**Dataset extract**:
= = = = =
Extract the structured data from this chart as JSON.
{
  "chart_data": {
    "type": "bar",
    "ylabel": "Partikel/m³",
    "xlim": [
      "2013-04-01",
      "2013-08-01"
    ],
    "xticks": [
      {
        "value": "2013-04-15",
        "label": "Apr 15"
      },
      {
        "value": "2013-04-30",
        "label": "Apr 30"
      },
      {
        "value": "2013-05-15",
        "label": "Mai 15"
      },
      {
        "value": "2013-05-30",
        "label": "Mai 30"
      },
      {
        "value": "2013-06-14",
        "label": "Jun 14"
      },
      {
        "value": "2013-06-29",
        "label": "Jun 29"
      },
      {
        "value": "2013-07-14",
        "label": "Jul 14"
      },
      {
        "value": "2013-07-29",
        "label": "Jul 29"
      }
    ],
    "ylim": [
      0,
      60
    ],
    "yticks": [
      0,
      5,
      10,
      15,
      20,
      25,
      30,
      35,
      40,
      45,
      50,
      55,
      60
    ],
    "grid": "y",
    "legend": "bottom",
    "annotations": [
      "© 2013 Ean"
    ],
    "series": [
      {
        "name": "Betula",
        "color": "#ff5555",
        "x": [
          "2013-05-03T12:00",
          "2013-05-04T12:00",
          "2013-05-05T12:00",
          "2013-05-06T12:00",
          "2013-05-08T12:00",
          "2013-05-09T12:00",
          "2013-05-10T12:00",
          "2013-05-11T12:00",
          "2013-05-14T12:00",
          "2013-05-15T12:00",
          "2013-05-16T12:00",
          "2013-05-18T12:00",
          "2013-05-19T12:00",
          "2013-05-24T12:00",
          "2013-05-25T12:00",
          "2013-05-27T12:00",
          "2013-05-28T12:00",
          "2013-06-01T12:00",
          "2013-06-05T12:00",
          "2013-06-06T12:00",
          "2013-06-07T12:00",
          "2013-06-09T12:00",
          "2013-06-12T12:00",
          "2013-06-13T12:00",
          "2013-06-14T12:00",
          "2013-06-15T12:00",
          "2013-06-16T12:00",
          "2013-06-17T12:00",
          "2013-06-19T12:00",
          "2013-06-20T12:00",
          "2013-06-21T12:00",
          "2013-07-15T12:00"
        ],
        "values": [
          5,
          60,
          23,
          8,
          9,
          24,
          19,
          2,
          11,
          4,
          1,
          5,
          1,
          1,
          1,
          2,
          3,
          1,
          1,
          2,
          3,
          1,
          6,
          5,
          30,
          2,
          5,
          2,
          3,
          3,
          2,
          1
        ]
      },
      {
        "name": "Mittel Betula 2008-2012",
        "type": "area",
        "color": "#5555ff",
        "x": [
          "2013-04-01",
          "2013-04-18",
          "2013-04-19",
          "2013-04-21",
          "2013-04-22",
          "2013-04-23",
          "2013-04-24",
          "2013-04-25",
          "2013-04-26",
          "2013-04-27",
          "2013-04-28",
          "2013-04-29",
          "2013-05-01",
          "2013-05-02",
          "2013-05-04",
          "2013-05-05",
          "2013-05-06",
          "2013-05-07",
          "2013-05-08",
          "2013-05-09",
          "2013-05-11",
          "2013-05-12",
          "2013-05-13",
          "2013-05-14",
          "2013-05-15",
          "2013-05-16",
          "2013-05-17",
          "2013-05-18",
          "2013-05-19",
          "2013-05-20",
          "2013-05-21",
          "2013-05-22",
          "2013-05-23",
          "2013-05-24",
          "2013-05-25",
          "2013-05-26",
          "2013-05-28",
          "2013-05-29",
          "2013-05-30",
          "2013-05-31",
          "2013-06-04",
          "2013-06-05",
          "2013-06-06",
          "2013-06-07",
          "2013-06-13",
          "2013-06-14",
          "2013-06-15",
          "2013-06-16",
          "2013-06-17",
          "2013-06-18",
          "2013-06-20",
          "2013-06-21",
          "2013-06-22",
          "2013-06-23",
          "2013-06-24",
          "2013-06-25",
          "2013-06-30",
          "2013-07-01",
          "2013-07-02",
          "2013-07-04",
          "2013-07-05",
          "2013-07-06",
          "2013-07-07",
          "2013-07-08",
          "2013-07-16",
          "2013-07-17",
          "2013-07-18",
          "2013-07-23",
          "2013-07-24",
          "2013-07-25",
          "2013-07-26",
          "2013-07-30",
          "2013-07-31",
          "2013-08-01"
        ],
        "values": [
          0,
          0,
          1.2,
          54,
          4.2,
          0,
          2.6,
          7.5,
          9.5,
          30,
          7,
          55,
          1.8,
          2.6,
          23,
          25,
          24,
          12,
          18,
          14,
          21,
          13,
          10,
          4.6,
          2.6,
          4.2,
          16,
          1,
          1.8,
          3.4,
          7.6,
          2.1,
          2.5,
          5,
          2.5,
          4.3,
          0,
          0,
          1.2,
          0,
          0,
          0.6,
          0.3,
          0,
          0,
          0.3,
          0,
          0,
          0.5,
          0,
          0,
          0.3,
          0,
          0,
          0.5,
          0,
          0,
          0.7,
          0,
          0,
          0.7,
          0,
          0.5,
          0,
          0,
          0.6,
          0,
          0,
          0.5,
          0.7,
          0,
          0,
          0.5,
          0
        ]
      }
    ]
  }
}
= = = = =
**Instructions to follow**: Repeat the whole listing exactly, keeping every line intact.

**The completed task**:
Extract the structured data from this chart as JSON.
{
  "chart_data": {
    "type": "bar",
    "ylabel": "Partikel/m³",
    "xlim": [
      "2013-04-01",
      "2013-08-01"
    ],
    "xticks": [
      {
        "value": "2013-04-15",
        "label": "Apr 15"
      },
      {
        "value": "2013-04-30",
        "label": "Apr 30"
      },
      {
        "value": "2013-05-15",
        "label": "Mai 15"
      },
      {
        "value": "2013-05-30",
        "label": "Mai 30"
      },
      {
        "value": "2013-06-14",
        "label": "Jun 14"
      },
      {
        "value": "2013-06-29",
        "label": "Jun 29"
      },
      {
        "value": "2013-07-14",
        "label": "Jul 14"
      },
      {
        "value": "2013-07-29",
        "label": "Jul 29"
      }
    ],
    "ylim": [
      0,
      60
    ],
    "yticks": [
      0,
      5,
      10,
      15,
      20,
      25,
      30,
      35,
      40,
      45,
      50,
      55,
      60
    ],
    "grid": "y",
    "legend": "bottom",
    "annotations": [
      "© 2013 Ean"
    ],
    "series": [
      {
        "name": "Betula",
        "color": "#ff5555",
        "x": [
          "2013-05-03T12:00",
          "2013-05-04T12:00",
          "2013-05-05T12:00",
          "2013-05-06T12:00",
          "2013-05-08T12:00",
          "2013-05-09T12:00",
          "2013-05-10T12:00",
          "2013-05-11T12:00",
          "2013-05-14T12:00",
          "2013-05-15T12:00",
          "2013-05-16T12:00",
          "2013-05-18T12:00",
          "2013-05-19T12:00",
          "2013-05-24T12:00",
          "2013-05-25T12:00",
          "2013-05-27T12:00",
          "2013-05-28T12:00",
          "2013-06-01T12:00",
          "2013-06-05T12:00",
          "2013-06-06T12:00",
          "2013-06-07T12:00",
          "2013-06-09T12:00",
          "2013-06-12T12:00",
          "2013-06-13T12:00",
          "2013-06-14T12:00",
          "2013-06-15T12:00",
          "2013-06-16T12:00",
          "2013-06-17T12:00",
          "2013-06-19T12:00",
          "2013-06-20T12:00",
          "2013-06-21T12:00",
          "2013-07-15T12:00"
        ],
        "values": [
          5,
          60,
          23,
          8,
          9,
          24,
          19,
          2,
          11,
          4,
          1,
          5,
          1,
          1,
          1,
          2,
          3,
          1,
          1,
          2,
          3,
          1,
          6,
          5,
          30,
          2,
          5,
          2,
          3,
          3,
          2,
          1
        ]
      },
      {
        "name": "Mittel Betula 2008-2012",
        "type": "area",
        "color": "#5555ff",
        "x": [
          "2013-04-01",
          "2013-04-18",
          "2013-04-19",
          "2013-04-21",
          "2013-04-22",
          "2013-04-23",
          "2013-04-24",
          "2013-04-25",
          "2013-04-26",
          "2013-04-27",
          "2013-04-28",
          "2013-04-29",
          "2013-05-01",
          "2013-05-02",
          "2013-05-04",
          "2013-05-05",
          "2013-05-06",
          "2013-05-07",
          "2013-05-08",
          "2013-05-09",
          "2013-05-11",
          "2013-05-12",
          "2013-05-13",
          "2013-05-14",
          "2013-05-15",
          "2013-05-16",
          "2013-05-17",
          "2013-05-18",
          "2013-05-19",
          "2013-05-20",
          "2013-05-21",
          "2013-05-22",
          "2013-05-23",
          "2013-05-24",
          "2013-05-25",
          "2013-05-26",
          "2013-05-28",
          "2013-05-29",
          "2013-05-30",
          "2013-05-31",
          "2013-06-04",
          "2013-06-05",
          "2013-06-06",
          "2013-06-07",
          "2013-06-13",
          "2013-06-14",
          "2013-06-15",
          "2013-06-16",
          "2013-06-17",
          "2013-06-18",
          "2013-06-20",
          "2013-06-21",
          "2013-06-22",
          "2013-06-23",
          "2013-06-24",
          "2013-06-25",
          "2013-06-30",
          "2013-07-01",
          "2013-07-02",
          "2013-07-04",
          "2013-07-05",
          "2013-07-06",
          "2013-07-07",
          "2013-07-08",
          "2013-07-16",
          "2013-07-17",
          "2013-07-18",
          "2013-07-23",
          "2013-07-24",
          "2013-07-25",
          "2013-07-26",
          "2013-07-30",
          "2013-07-31",
          "2013-08-01"
        ],
        "values": [
          0,
          0,
          1.2,
          54,
          4.2,
          0,
          2.6,
          7.5,
          9.5,
          30,
          7,
          55,
          1.8,
          2.6,
          23,
          25,
          24,
          12,
          18,
          14,
          21,
          13,
          10,
          4.6,
          2.6,
          4.2,
          16,
          1,
          1.8,
          3.4,
          7.6,
          2.1,
          2.5,
          5,
          2.5,
          4.3,
          0,
          0,
          1.2,
          0,
          0,
          0.6,
          0.3,
          0,
          0,
          0.3,
          0,
          0,
          0.5,
          0,
          0,
          0.3,
          0,
          0,
          0.5,
          0,
          0,
          0.7,
          0,
          0,
          0.7,
          0,
          0.5,
          0,
          0,
          0.6,
          0,
          0,
          0.5,
          0.7,
          0,
          0,
          0.5,
          0
        ]
      }
    ]
  }
}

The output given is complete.